Repeat the entries that follow verbatim, without any of their pictures.

─── DATASET ───

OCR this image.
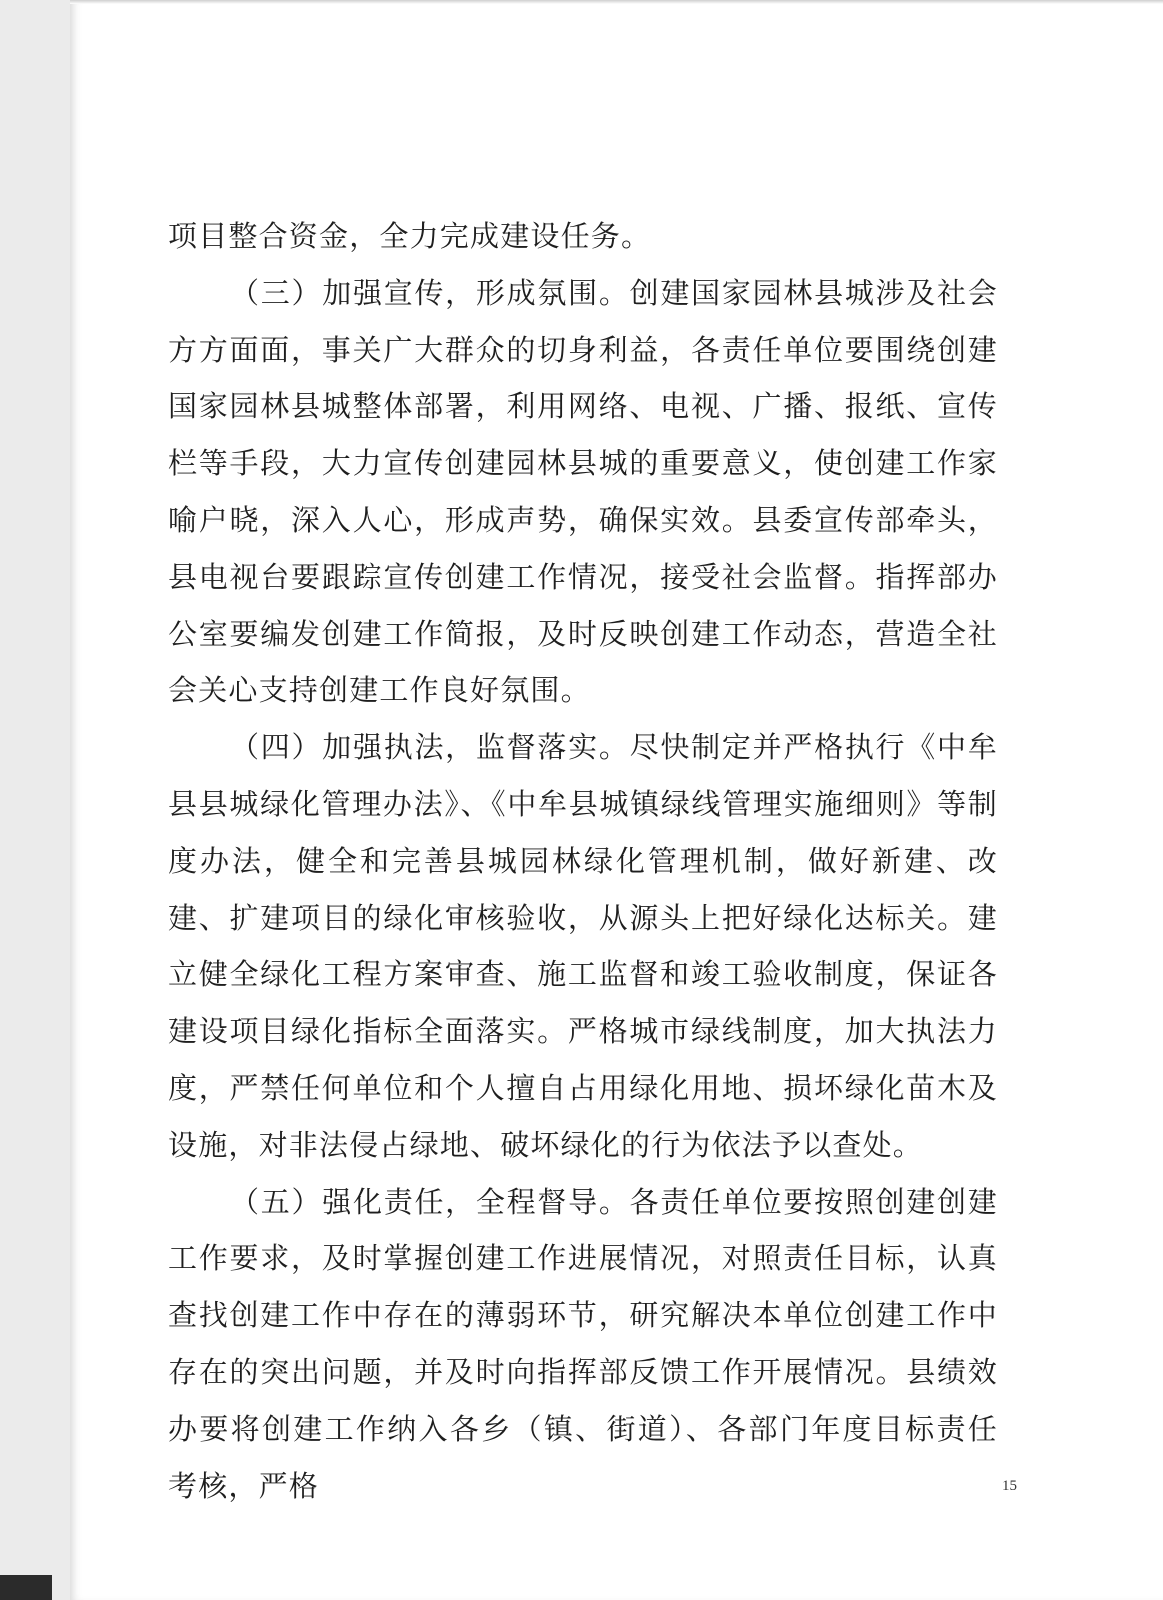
项目整合资金，全力完成建设任务。

（三）加强宣传，形成氛围。创建国家园林县城涉及社会方方面面，事关广大群众的切身利益，各责任单位要围绕创建国家园林县城整体部署，利用网络、电视、广播、报纸、宣传栏等手段，大力宣传创建园林县城的重要意义，使创建工作家喻户晓，深入人心，形成声势，确保实效。县委宣传部牵头，县电视台要跟踪宣传创建工作情况，接受社会监督。指挥部办公室要编发创建工作简报，及时反映创建工作动态，营造全社会关心支持创建工作良好氛围。

（四）加强执法，监督落实。尽快制定并严格执行《中牟县县城绿化管理办法》、《中牟县城镇绿线管理实施细则》等制度办法，健全和完善县城园林绿化管理机制，做好新建、改建、扩建项目的绿化审核验收，从源头上把好绿化达标关。建立健全绿化工程方案审查、施工监督和竣工验收制度，保证各建设项目绿化指标全面落实。严格城市绿线制度，加大执法力度，严禁任何单位和个人擅自占用绿化用地、损坏绿化苗木及设施，对非法侵占绿地、破坏绿化的行为依法予以查处。

（五）强化责任，全程督导。各责任单位要按照创建创建工作要求，及时掌握创建工作进展情况，对照责任目标，认真查找创建工作中存在的薄弱环节，研究解决本单位创建工作中存在的突出问题，并及时向指挥部反馈工作开展情况。县绩效办要将创建工作纳入各乡（镇、街道）、各部门年度目标责任考核，严格	15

───

WRITTEN REPLY:
OCR this image.
项目整合资金，全力完成建设任务。

（三）加强宣传，形成氛围。创建国家园林县城涉及社会方方面面，事关广大群众的切身利益，各责任单位要围绕创建国家园林县城整体部署，利用网络、电视、广播、报纸、宣传栏等手段，大力宣传创建园林县城的重要意义，使创建工作家喻户晓，深入人心，形成声势，确保实效。县委宣传部牵头，县电视台要跟踪宣传创建工作情况，接受社会监督。指挥部办公室要编发创建工作简报，及时反映创建工作动态，营造全社会关心支持创建工作良好氛围。

（四）加强执法，监督落实。尽快制定并严格执行《中牟县县城绿化管理办法》、《中牟县城镇绿线管理实施细则》等制度办法，健全和完善县城园林绿化管理机制，做好新建、改建、扩建项目的绿化审核验收，从源头上把好绿化达标关。建立健全绿化工程方案审查、施工监督和竣工验收制度，保证各建设项目绿化指标全面落实。严格城市绿线制度，加大执法力度，严禁任何单位和个人擅自占用绿化用地、损坏绿化苗木及设施，对非法侵占绿地、破坏绿化的行为依法予以查处。

（五）强化责任，全程督导。各责任单位要按照创建创建工作要求，及时掌握创建工作进展情况，对照责任目标，认真查找创建工作中存在的薄弱环节，研究解决本单位创建工作中存在的突出问题，并及时向指挥部反馈工作开展情况。县绩效办要将创建工作纳入各乡（镇、街道）、各部门年度目标责任考核，严格	15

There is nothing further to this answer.